RECORDED DATA:
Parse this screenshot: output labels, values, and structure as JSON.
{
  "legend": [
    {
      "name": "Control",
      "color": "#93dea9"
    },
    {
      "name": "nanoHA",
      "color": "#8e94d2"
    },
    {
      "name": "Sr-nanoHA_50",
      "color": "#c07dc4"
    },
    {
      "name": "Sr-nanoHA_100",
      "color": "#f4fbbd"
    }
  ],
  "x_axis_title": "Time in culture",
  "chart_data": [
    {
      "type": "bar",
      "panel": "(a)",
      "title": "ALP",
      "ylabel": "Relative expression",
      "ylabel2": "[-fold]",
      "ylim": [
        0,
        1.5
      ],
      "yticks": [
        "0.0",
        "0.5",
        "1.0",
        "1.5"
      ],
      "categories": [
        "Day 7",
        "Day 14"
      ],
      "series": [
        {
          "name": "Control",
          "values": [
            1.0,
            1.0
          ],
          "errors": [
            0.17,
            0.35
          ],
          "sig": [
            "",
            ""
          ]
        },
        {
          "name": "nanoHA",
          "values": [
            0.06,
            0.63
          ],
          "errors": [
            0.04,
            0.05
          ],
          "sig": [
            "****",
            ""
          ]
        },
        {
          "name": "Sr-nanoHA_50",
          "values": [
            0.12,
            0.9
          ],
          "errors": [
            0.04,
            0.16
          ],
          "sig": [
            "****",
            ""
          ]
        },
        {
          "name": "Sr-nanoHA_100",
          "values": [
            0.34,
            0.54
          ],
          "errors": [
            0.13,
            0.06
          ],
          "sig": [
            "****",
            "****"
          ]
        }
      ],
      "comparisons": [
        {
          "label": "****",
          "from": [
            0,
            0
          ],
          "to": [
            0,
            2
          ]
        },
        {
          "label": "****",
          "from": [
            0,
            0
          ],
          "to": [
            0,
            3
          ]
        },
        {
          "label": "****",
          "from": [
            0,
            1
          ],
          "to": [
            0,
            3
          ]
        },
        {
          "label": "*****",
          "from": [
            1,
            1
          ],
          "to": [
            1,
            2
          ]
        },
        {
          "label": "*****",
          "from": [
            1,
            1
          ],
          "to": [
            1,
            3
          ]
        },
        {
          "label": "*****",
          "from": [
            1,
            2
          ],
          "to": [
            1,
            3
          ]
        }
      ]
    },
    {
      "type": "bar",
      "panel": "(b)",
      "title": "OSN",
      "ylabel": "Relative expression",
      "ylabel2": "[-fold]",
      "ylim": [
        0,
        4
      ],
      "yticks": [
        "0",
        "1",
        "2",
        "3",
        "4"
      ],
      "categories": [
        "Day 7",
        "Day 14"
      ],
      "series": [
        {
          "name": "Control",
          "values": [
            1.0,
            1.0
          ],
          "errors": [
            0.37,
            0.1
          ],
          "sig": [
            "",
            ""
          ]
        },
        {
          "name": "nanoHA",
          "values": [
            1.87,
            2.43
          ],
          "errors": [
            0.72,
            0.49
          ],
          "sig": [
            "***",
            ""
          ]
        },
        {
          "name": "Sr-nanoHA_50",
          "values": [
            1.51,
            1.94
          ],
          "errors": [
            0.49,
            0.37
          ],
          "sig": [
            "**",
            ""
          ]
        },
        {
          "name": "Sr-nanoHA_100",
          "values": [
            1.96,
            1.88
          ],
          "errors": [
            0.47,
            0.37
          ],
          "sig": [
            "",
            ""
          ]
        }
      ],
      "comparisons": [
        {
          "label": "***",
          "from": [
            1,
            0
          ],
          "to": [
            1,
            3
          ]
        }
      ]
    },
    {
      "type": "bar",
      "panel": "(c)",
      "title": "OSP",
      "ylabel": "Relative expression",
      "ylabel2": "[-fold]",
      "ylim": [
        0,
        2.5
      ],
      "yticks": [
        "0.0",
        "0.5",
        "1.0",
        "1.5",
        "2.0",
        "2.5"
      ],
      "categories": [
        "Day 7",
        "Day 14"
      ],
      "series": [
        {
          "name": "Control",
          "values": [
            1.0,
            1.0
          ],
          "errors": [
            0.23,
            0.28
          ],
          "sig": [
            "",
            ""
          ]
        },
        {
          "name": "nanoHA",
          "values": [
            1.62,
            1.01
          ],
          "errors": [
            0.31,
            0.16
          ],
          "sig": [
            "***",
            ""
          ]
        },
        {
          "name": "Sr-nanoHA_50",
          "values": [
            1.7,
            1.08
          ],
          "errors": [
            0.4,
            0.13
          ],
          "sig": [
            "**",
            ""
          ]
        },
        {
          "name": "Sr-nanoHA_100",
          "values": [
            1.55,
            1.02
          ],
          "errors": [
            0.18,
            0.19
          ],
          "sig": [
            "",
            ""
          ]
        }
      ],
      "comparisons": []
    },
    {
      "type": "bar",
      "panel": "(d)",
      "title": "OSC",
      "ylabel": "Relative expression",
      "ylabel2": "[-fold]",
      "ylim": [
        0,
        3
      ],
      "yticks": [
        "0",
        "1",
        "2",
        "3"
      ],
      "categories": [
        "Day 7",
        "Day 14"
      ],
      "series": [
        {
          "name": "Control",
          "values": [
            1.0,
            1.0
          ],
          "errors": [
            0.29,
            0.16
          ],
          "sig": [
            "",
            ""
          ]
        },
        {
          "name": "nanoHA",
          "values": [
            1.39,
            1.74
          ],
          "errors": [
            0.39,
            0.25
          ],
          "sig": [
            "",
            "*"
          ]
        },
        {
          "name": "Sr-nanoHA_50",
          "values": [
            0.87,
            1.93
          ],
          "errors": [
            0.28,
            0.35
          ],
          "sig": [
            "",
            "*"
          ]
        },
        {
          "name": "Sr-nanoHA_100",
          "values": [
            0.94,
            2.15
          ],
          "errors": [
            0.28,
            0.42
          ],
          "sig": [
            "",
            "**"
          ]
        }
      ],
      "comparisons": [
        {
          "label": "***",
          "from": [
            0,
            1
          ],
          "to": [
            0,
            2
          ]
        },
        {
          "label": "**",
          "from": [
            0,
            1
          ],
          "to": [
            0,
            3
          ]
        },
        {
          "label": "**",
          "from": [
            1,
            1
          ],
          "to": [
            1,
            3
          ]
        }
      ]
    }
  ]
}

REQUIRED TASK: Transcribe every record above exactly as it appears.

SOLUTION TO THE PROBLEM:
Parse this screenshot: output labels, values, and structure as JSON.
{
  "legend": [
    {
      "name": "Control",
      "color": "#93dea9"
    },
    {
      "name": "nanoHA",
      "color": "#8e94d2"
    },
    {
      "name": "Sr-nanoHA_50",
      "color": "#c07dc4"
    },
    {
      "name": "Sr-nanoHA_100",
      "color": "#f4fbbd"
    }
  ],
  "x_axis_title": "Time in culture",
  "chart_data": [
    {
      "type": "bar",
      "panel": "(a)",
      "title": "ALP",
      "ylabel": "Relative expression",
      "ylabel2": "[-fold]",
      "ylim": [
        0,
        1.5
      ],
      "yticks": [
        "0.0",
        "0.5",
        "1.0",
        "1.5"
      ],
      "categories": [
        "Day 7",
        "Day 14"
      ],
      "series": [
        {
          "name": "Control",
          "values": [
            1.0,
            1.0
          ],
          "errors": [
            0.17,
            0.35
          ],
          "sig": [
            "",
            ""
          ]
        },
        {
          "name": "nanoHA",
          "values": [
            0.06,
            0.63
          ],
          "errors": [
            0.04,
            0.05
          ],
          "sig": [
            "****",
            ""
          ]
        },
        {
          "name": "Sr-nanoHA_50",
          "values": [
            0.12,
            0.9
          ],
          "errors": [
            0.04,
            0.16
          ],
          "sig": [
            "****",
            ""
          ]
        },
        {
          "name": "Sr-nanoHA_100",
          "values": [
            0.34,
            0.54
          ],
          "errors": [
            0.13,
            0.06
          ],
          "sig": [
            "****",
            "****"
          ]
        }
      ],
      "comparisons": [
        {
          "label": "****",
          "from": [
            0,
            0
          ],
          "to": [
            0,
            2
          ]
        },
        {
          "label": "****",
          "from": [
            0,
            0
          ],
          "to": [
            0,
            3
          ]
        },
        {
          "label": "****",
          "from": [
            0,
            1
          ],
          "to": [
            0,
            3
          ]
        },
        {
          "label": "*****",
          "from": [
            1,
            1
          ],
          "to": [
            1,
            2
          ]
        },
        {
          "label": "*****",
          "from": [
            1,
            1
          ],
          "to": [
            1,
            3
          ]
        },
        {
          "label": "*****",
          "from": [
            1,
            2
          ],
          "to": [
            1,
            3
          ]
        }
      ]
    },
    {
      "type": "bar",
      "panel": "(b)",
      "title": "OSN",
      "ylabel": "Relative expression",
      "ylabel2": "[-fold]",
      "ylim": [
        0,
        4
      ],
      "yticks": [
        "0",
        "1",
        "2",
        "3",
        "4"
      ],
      "categories": [
        "Day 7",
        "Day 14"
      ],
      "series": [
        {
          "name": "Control",
          "values": [
            1.0,
            1.0
          ],
          "errors": [
            0.37,
            0.1
          ],
          "sig": [
            "",
            ""
          ]
        },
        {
          "name": "nanoHA",
          "values": [
            1.87,
            2.43
          ],
          "errors": [
            0.72,
            0.49
          ],
          "sig": [
            "***",
            ""
          ]
        },
        {
          "name": "Sr-nanoHA_50",
          "values": [
            1.51,
            1.94
          ],
          "errors": [
            0.49,
            0.37
          ],
          "sig": [
            "**",
            ""
          ]
        },
        {
          "name": "Sr-nanoHA_100",
          "values": [
            1.96,
            1.88
          ],
          "errors": [
            0.47,
            0.37
          ],
          "sig": [
            "",
            ""
          ]
        }
      ],
      "comparisons": [
        {
          "label": "***",
          "from": [
            1,
            0
          ],
          "to": [
            1,
            3
          ]
        }
      ]
    },
    {
      "type": "bar",
      "panel": "(c)",
      "title": "OSP",
      "ylabel": "Relative expression",
      "ylabel2": "[-fold]",
      "ylim": [
        0,
        2.5
      ],
      "yticks": [
        "0.0",
        "0.5",
        "1.0",
        "1.5",
        "2.0",
        "2.5"
      ],
      "categories": [
        "Day 7",
        "Day 14"
      ],
      "series": [
        {
          "name": "Control",
          "values": [
            1.0,
            1.0
          ],
          "errors": [
            0.23,
            0.28
          ],
          "sig": [
            "",
            ""
          ]
        },
        {
          "name": "nanoHA",
          "values": [
            1.62,
            1.01
          ],
          "errors": [
            0.31,
            0.16
          ],
          "sig": [
            "***",
            ""
          ]
        },
        {
          "name": "Sr-nanoHA_50",
          "values": [
            1.7,
            1.08
          ],
          "errors": [
            0.4,
            0.13
          ],
          "sig": [
            "**",
            ""
          ]
        },
        {
          "name": "Sr-nanoHA_100",
          "values": [
            1.55,
            1.02
          ],
          "errors": [
            0.18,
            0.19
          ],
          "sig": [
            "",
            ""
          ]
        }
      ],
      "comparisons": []
    },
    {
      "type": "bar",
      "panel": "(d)",
      "title": "OSC",
      "ylabel": "Relative expression",
      "ylabel2": "[-fold]",
      "ylim": [
        0,
        3
      ],
      "yticks": [
        "0",
        "1",
        "2",
        "3"
      ],
      "categories": [
        "Day 7",
        "Day 14"
      ],
      "series": [
        {
          "name": "Control",
          "values": [
            1.0,
            1.0
          ],
          "errors": [
            0.29,
            0.16
          ],
          "sig": [
            "",
            ""
          ]
        },
        {
          "name": "nanoHA",
          "values": [
            1.39,
            1.74
          ],
          "errors": [
            0.39,
            0.25
          ],
          "sig": [
            "",
            "*"
          ]
        },
        {
          "name": "Sr-nanoHA_50",
          "values": [
            0.87,
            1.93
          ],
          "errors": [
            0.28,
            0.35
          ],
          "sig": [
            "",
            "*"
          ]
        },
        {
          "name": "Sr-nanoHA_100",
          "values": [
            0.94,
            2.15
          ],
          "errors": [
            0.28,
            0.42
          ],
          "sig": [
            "",
            "**"
          ]
        }
      ],
      "comparisons": [
        {
          "label": "***",
          "from": [
            0,
            1
          ],
          "to": [
            0,
            2
          ]
        },
        {
          "label": "**",
          "from": [
            0,
            1
          ],
          "to": [
            0,
            3
          ]
        },
        {
          "label": "**",
          "from": [
            1,
            1
          ],
          "to": [
            1,
            3
          ]
        }
      ]
    }
  ]
}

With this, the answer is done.